## [YOUR OBJECTIVE]
Among the records below, find each line that includes the string "gcov" and copy it.

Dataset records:
* start *

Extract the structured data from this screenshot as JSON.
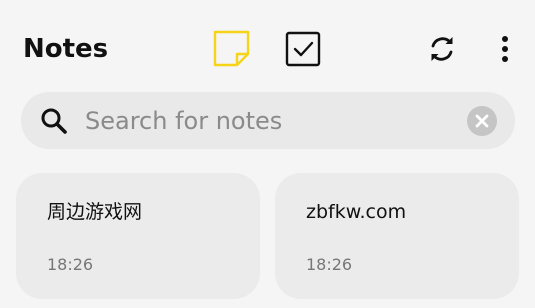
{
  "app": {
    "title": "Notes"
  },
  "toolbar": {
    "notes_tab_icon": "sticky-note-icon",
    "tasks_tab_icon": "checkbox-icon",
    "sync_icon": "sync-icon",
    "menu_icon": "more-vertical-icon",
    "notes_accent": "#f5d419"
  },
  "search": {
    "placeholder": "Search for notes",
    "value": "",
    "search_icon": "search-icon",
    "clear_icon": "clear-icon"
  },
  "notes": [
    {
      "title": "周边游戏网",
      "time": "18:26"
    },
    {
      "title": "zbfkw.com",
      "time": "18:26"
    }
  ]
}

* end *
* start *

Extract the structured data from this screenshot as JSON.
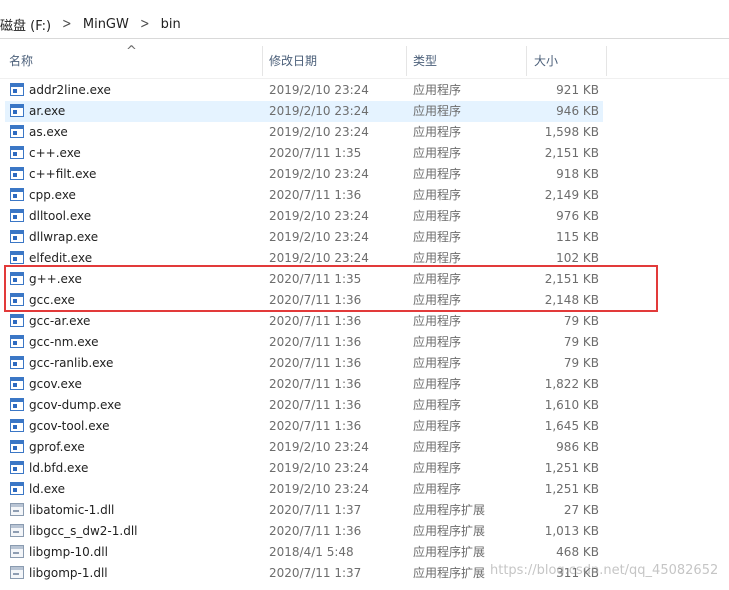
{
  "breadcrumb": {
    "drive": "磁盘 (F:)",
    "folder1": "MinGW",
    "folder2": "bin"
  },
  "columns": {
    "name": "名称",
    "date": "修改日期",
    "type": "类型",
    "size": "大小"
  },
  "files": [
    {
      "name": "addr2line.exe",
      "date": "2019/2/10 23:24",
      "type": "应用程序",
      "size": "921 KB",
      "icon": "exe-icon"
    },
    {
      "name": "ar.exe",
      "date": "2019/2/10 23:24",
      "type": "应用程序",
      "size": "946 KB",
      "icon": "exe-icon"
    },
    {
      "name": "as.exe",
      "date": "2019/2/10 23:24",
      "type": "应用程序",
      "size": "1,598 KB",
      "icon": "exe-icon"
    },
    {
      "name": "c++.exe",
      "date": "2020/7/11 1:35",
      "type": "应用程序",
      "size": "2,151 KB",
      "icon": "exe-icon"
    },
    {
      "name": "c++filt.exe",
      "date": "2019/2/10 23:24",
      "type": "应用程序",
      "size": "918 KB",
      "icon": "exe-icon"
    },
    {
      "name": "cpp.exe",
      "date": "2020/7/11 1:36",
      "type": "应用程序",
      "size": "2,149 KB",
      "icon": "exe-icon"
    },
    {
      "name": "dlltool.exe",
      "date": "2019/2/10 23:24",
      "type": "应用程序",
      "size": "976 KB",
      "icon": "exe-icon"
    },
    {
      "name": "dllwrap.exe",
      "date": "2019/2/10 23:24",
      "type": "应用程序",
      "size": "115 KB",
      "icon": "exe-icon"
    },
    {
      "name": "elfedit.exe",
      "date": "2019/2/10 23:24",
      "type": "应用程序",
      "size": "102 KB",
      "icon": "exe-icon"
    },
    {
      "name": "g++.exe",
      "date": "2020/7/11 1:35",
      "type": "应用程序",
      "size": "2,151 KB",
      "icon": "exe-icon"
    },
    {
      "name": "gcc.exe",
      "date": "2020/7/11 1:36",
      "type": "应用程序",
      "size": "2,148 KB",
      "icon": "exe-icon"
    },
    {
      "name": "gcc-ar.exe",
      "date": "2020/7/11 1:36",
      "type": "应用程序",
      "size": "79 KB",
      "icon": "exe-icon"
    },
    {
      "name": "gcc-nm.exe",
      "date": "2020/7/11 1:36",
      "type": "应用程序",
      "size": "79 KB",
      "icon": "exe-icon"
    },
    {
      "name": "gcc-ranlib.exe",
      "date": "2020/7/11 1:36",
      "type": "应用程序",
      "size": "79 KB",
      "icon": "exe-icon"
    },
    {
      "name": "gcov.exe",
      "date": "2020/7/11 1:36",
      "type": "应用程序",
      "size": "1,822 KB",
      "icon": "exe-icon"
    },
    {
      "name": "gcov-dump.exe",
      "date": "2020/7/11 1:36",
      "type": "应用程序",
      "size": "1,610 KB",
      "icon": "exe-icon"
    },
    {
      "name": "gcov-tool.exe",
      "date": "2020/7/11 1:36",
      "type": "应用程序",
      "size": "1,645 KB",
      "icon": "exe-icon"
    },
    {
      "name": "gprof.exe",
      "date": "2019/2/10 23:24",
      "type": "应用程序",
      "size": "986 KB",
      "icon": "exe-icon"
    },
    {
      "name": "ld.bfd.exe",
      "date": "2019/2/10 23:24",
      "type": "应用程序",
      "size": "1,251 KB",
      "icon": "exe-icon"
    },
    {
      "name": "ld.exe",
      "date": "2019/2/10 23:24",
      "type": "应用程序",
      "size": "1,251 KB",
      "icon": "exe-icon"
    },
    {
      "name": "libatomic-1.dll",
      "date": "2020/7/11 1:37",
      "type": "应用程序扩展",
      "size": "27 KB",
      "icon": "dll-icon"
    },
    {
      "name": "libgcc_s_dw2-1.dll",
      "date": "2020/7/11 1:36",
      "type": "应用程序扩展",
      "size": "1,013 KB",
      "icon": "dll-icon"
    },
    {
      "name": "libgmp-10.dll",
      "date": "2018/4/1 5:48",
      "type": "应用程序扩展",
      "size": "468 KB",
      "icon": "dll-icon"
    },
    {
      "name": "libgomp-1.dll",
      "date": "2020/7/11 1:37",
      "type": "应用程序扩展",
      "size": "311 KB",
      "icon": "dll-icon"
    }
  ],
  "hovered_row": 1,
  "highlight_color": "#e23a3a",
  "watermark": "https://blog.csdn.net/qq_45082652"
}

* end *

## [COMPLETE ANSWER]
      "name": "gcov.exe",
      "name": "gcov-dump.exe",
      "name": "gcov-tool.exe",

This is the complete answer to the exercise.